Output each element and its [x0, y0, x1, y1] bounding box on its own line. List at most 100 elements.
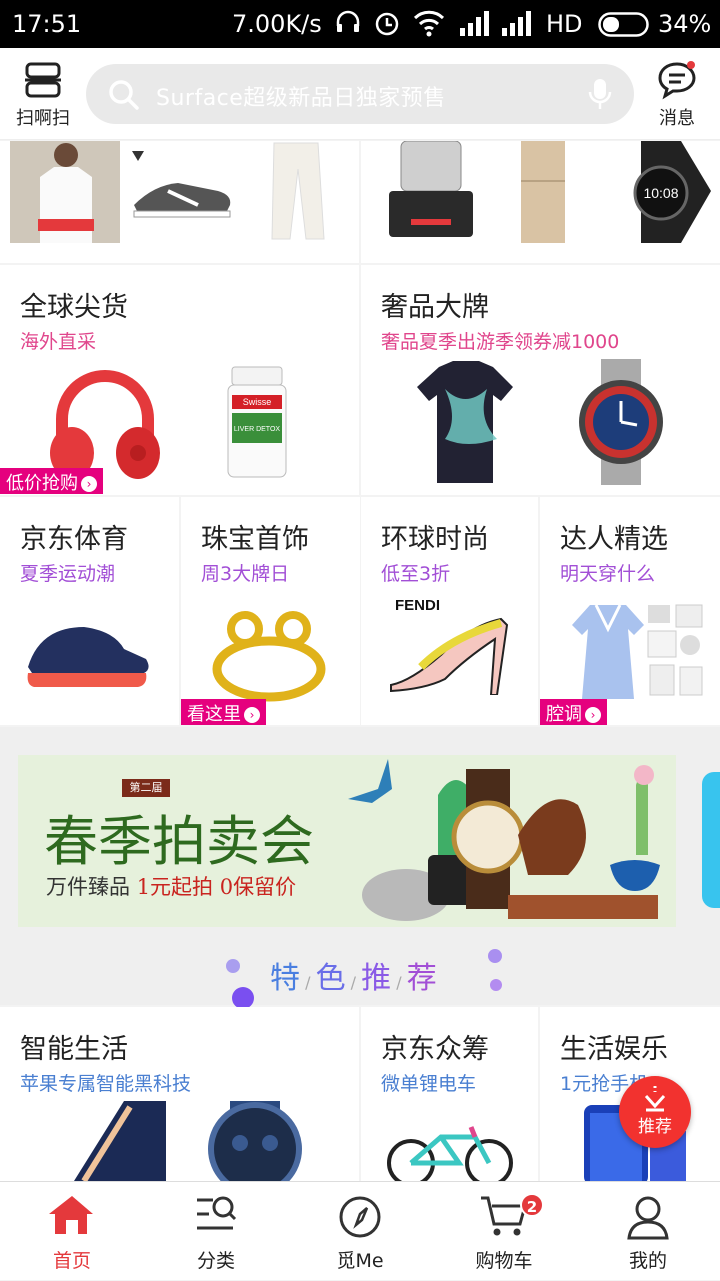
banner-subtitle-b: 1元起拍	[136, 875, 214, 899]
nav-category[interactable]: 分类	[144, 1182, 288, 1281]
nav-label: 觅Me	[336, 1250, 384, 1272]
featured-char: 特	[270, 961, 300, 996]
banner-subtitle: 万件臻品 1元起拍 0保留价	[46, 871, 296, 901]
channel-crowdfunding[interactable]: 京东众筹 微单锂电车	[361, 1007, 538, 1181]
channel-fashion[interactable]: 环球时尚 低至3折 FENDI	[361, 497, 538, 725]
battery-percent: 34%	[658, 10, 712, 38]
messages-button[interactable]: 消息	[642, 60, 712, 130]
alarm-icon	[372, 8, 402, 44]
decor-dot	[488, 949, 502, 963]
compass-icon	[339, 1196, 381, 1238]
decor-dot	[226, 959, 240, 973]
auction-banner[interactable]: 第二届 春季拍卖会 万件臻品 1元起拍 0保留价	[18, 755, 676, 927]
chevron-right-icon: ›	[585, 707, 601, 723]
tag-label: 低价抢购	[6, 473, 78, 494]
channel-subtitle: 低至3折	[381, 563, 451, 585]
trousers-image	[248, 141, 348, 243]
svg-text:Swisse: Swisse	[243, 397, 272, 407]
partial-tile-left[interactable]	[0, 141, 359, 263]
nav-home[interactable]: 首页	[0, 1182, 144, 1281]
network-type: HD	[546, 10, 583, 38]
side-pull-tab[interactable]	[702, 772, 720, 908]
messages-label: 消息	[659, 108, 695, 129]
channel-title: 奢品大牌	[381, 292, 489, 323]
featured-title: 特 / 色 / 推 / 荐	[270, 961, 437, 996]
channel-jewelry[interactable]: 珠宝首饰 周3大牌日 看这里 ›	[181, 497, 360, 725]
scan-icon	[25, 62, 61, 98]
running-shoe-image	[22, 617, 152, 697]
home-icon	[49, 1196, 93, 1234]
high-heel-image	[381, 615, 511, 696]
headphones-image	[40, 363, 170, 483]
banner-badge: 第二届	[122, 779, 170, 797]
channel-title: 京东众筹	[381, 1034, 489, 1065]
channel-subtitle: 明天穿什么	[560, 563, 656, 585]
featured-char: 荐	[406, 961, 437, 996]
battery-icon	[598, 12, 652, 44]
channel-subtitle: 微单锂电车	[381, 1073, 477, 1095]
nav-profile[interactable]: 我的	[576, 1182, 720, 1281]
printed-tshirt-image	[411, 359, 521, 485]
channel-sports[interactable]: 京东体育 夏季运动潮	[0, 497, 179, 725]
channel-luxury[interactable]: 奢品大牌 奢品夏季出游季领券减1000	[361, 265, 720, 495]
channel-subtitle: 海外直采	[20, 331, 97, 353]
channel-picks[interactable]: 达人精选 明天穿什么 腔调 ›	[540, 497, 720, 725]
featured-char: 推	[361, 961, 392, 996]
sneaker-image	[128, 141, 238, 243]
channel-title: 全球尖货	[20, 292, 128, 323]
message-icon	[658, 61, 696, 100]
auction-goods-image	[348, 759, 660, 921]
channel-smart-life[interactable]: 智能生活 苹果专属智能黑科技	[0, 1007, 359, 1181]
channel-global[interactable]: 全球尖货 海外直采 Swisse LIVER DETOX	[0, 265, 359, 495]
scan-label: 扫啊扫	[16, 108, 70, 129]
diving-watch-image	[571, 359, 671, 485]
svg-text:10:08: 10:08	[643, 185, 678, 201]
channel-subtitle: 苹果专属智能黑科技	[20, 1073, 192, 1095]
style-tag[interactable]: 腔调 ›	[540, 699, 607, 725]
bicycle-image	[387, 1126, 513, 1181]
featured-char: 色	[315, 961, 346, 996]
headphone-icon	[334, 8, 362, 42]
signal-icon-2	[500, 10, 532, 42]
partial-tile-right[interactable]: 10:08	[361, 141, 720, 263]
recommend-float-button[interactable]: 推荐	[619, 1076, 691, 1148]
search-bar[interactable]: Surface超级新品日独家预售	[86, 64, 634, 124]
gold-ring-image	[209, 607, 329, 707]
channel-title: 智能生活	[20, 1034, 128, 1065]
phone-case-image	[74, 1101, 166, 1181]
channel-subtitle: 周3大牌日	[201, 563, 290, 585]
channel-subtitle: 奢品夏季出游季领券减1000	[381, 331, 620, 353]
tag-label: 腔调	[546, 704, 582, 725]
banner-subtitle-c: 0保留价	[219, 875, 297, 899]
cheap-deal-tag[interactable]: 低价抢购 ›	[0, 468, 103, 494]
tag-label: 看这里	[187, 704, 241, 725]
channel-title: 京东体育	[20, 524, 128, 555]
status-time: 17:51	[12, 10, 82, 38]
top-header: 扫啊扫 Surface超级新品日独家预售 消息	[0, 48, 720, 140]
scan-button[interactable]: 扫啊扫	[8, 60, 78, 130]
banner-title: 春季拍卖会	[44, 810, 314, 873]
nav-label: 首页	[52, 1250, 91, 1272]
microphone-icon[interactable]	[588, 78, 612, 110]
arrow-down-icon	[644, 1086, 666, 1112]
status-bar: 17:51 7.00K/s HD 34%	[0, 0, 720, 48]
search-icon	[109, 80, 139, 110]
smart-watch-image	[208, 1101, 302, 1181]
nav-label: 我的	[628, 1250, 667, 1272]
cart-badge: 2	[520, 1193, 544, 1217]
decor-dot	[490, 979, 502, 991]
refrigerator-image	[513, 141, 573, 243]
status-speed: 7.00K/s	[232, 10, 322, 38]
channel-title: 环球时尚	[381, 524, 489, 555]
signal-icon-1	[458, 10, 490, 42]
accessories-image	[644, 601, 708, 701]
tshirt-model-image	[10, 141, 120, 243]
nav-cart[interactable]: 2 购物车	[432, 1182, 576, 1281]
featured-heading: 特 / 色 / 推 / 荐	[0, 945, 720, 1009]
look-here-tag[interactable]: 看这里 ›	[181, 699, 266, 725]
nav-discover[interactable]: 觅Me	[288, 1182, 432, 1281]
channel-title: 生活娱乐	[560, 1034, 668, 1065]
decor-dot	[232, 987, 254, 1009]
channel-subtitle: 夏季运动潮	[20, 563, 116, 585]
chevron-right-icon: ›	[81, 476, 97, 492]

= = =

*Objective*. Revise the records above by replacing every occurrence of "decor-dot" with "ornament-dot", leaving all other text unchanged and omitting the pictures.

*Result of the task*.
Output each element and its [x0, y0, x1, y1] bounding box on its own line. List at most 100 elements.
banner-subtitle-b: 1元起拍	[136, 875, 214, 899]
nav-category[interactable]: 分类	[144, 1182, 288, 1281]
nav-label: 觅Me	[336, 1250, 384, 1272]
featured-char: 特	[270, 961, 300, 996]
banner-subtitle: 万件臻品 1元起拍 0保留价	[46, 871, 296, 901]
channel-crowdfunding[interactable]: 京东众筹 微单锂电车	[361, 1007, 538, 1181]
channel-fashion[interactable]: 环球时尚 低至3折 FENDI	[361, 497, 538, 725]
battery-percent: 34%	[658, 10, 712, 38]
messages-button[interactable]: 消息	[642, 60, 712, 130]
alarm-icon	[372, 8, 402, 44]
ornament-dot	[488, 949, 502, 963]
compass-icon	[339, 1196, 381, 1238]
ornament-dot	[226, 959, 240, 973]
auction-banner[interactable]: 第二届 春季拍卖会 万件臻品 1元起拍 0保留价	[18, 755, 676, 927]
chevron-right-icon: ›	[585, 707, 601, 723]
tag-label: 低价抢购	[6, 473, 78, 494]
channel-subtitle: 低至3折	[381, 563, 451, 585]
trousers-image	[248, 141, 348, 243]
svg-text:Swisse: Swisse	[243, 397, 272, 407]
partial-tile-left[interactable]	[0, 141, 359, 263]
nav-home[interactable]: 首页	[0, 1182, 144, 1281]
network-type: HD	[546, 10, 583, 38]
side-pull-tab[interactable]	[702, 772, 720, 908]
messages-label: 消息	[659, 108, 695, 129]
channel-title: 奢品大牌	[381, 292, 489, 323]
featured-title: 特 / 色 / 推 / 荐	[270, 961, 437, 996]
channel-jewelry[interactable]: 珠宝首饰 周3大牌日 看这里 ›	[181, 497, 360, 725]
scan-icon	[25, 62, 61, 98]
running-shoe-image	[22, 617, 152, 697]
home-icon	[49, 1196, 93, 1234]
high-heel-image	[381, 615, 511, 696]
headphones-image	[40, 363, 170, 483]
banner-badge: 第二届	[122, 779, 170, 797]
channel-title: 京东众筹	[381, 1034, 489, 1065]
channel-subtitle: 明天穿什么	[560, 563, 656, 585]
featured-char: 荐	[406, 961, 437, 996]
battery-icon	[598, 12, 652, 44]
channel-subtitle: 微单锂电车	[381, 1073, 477, 1095]
nav-profile[interactable]: 我的	[576, 1182, 720, 1281]
printed-tshirt-image	[411, 359, 521, 485]
channel-sports[interactable]: 京东体育 夏季运动潮	[0, 497, 179, 725]
channel-luxury[interactable]: 奢品大牌 奢品夏季出游季领券减1000	[361, 265, 720, 495]
channel-subtitle: 海外直采	[20, 331, 97, 353]
channel-picks[interactable]: 达人精选 明天穿什么 腔调 ›	[540, 497, 720, 725]
featured-char: 推	[361, 961, 392, 996]
sneaker-image	[128, 141, 238, 243]
channel-title: 全球尖货	[20, 292, 128, 323]
message-icon	[658, 61, 696, 100]
auction-goods-image	[348, 759, 660, 921]
channel-smart-life[interactable]: 智能生活 苹果专属智能黑科技	[0, 1007, 359, 1181]
channel-global[interactable]: 全球尖货 海外直采 Swisse LIVER DETOX	[0, 265, 359, 495]
scan-label: 扫啊扫	[16, 108, 70, 129]
diving-watch-image	[571, 359, 671, 485]
svg-text:10:08: 10:08	[643, 185, 678, 201]
channel-subtitle: 苹果专属智能黑科技	[20, 1073, 192, 1095]
style-tag[interactable]: 腔调 ›	[540, 699, 607, 725]
bicycle-image	[387, 1126, 513, 1181]
featured-char: 色	[315, 961, 346, 996]
headphone-icon	[334, 8, 362, 42]
signal-icon-2	[500, 10, 532, 42]
partial-tile-right[interactable]: 10:08	[361, 141, 720, 263]
recommend-float-button[interactable]: 推荐	[619, 1076, 691, 1148]
search-bar[interactable]: Surface超级新品日独家预售	[86, 64, 634, 124]
gold-ring-image	[209, 607, 329, 707]
channel-title: 智能生活	[20, 1034, 128, 1065]
phone-case-image	[74, 1101, 166, 1181]
channel-subtitle: 周3大牌日	[201, 563, 290, 585]
channel-subtitle: 奢品夏季出游季领券减1000	[381, 331, 620, 353]
tag-label: 腔调	[546, 704, 582, 725]
banner-subtitle-c: 0保留价	[219, 875, 297, 899]
cheap-deal-tag[interactable]: 低价抢购 ›	[0, 468, 103, 494]
tag-label: 看这里	[187, 704, 241, 725]
channel-title: 京东体育	[20, 524, 128, 555]
status-time: 17:51	[12, 10, 82, 38]
top-header: 扫啊扫 Surface超级新品日独家预售 消息	[0, 48, 720, 140]
scan-button[interactable]: 扫啊扫	[8, 60, 78, 130]
banner-title: 春季拍卖会	[44, 810, 314, 873]
nav-label: 首页	[52, 1250, 91, 1272]
microphone-icon[interactable]	[588, 78, 612, 110]
arrow-down-icon	[644, 1086, 666, 1112]
status-bar: 17:51 7.00K/s HD 34%	[0, 0, 720, 48]
search-icon	[109, 80, 139, 110]
smart-watch-image	[208, 1101, 302, 1181]
nav-label: 我的	[628, 1250, 667, 1272]
cart-badge: 2	[520, 1193, 544, 1217]
ornament-dot	[490, 979, 502, 991]
refrigerator-image	[513, 141, 573, 243]
status-speed: 7.00K/s	[232, 10, 322, 38]
channel-title: 环球时尚	[381, 524, 489, 555]
signal-icon-1	[458, 10, 490, 42]
accessories-image	[644, 601, 708, 701]
tshirt-model-image	[10, 141, 120, 243]
nav-cart[interactable]: 2 购物车	[432, 1182, 576, 1281]
featured-heading: 特 / 色 / 推 / 荐	[0, 945, 720, 1009]
look-here-tag[interactable]: 看这里 ›	[181, 699, 266, 725]
nav-discover[interactable]: 觅Me	[288, 1182, 432, 1281]
channel-title: 生活娱乐	[560, 1034, 668, 1065]
ornament-dot	[232, 987, 254, 1009]
channel-subtitle: 夏季运动潮	[20, 563, 116, 585]
chevron-right-icon: ›	[81, 476, 97, 492]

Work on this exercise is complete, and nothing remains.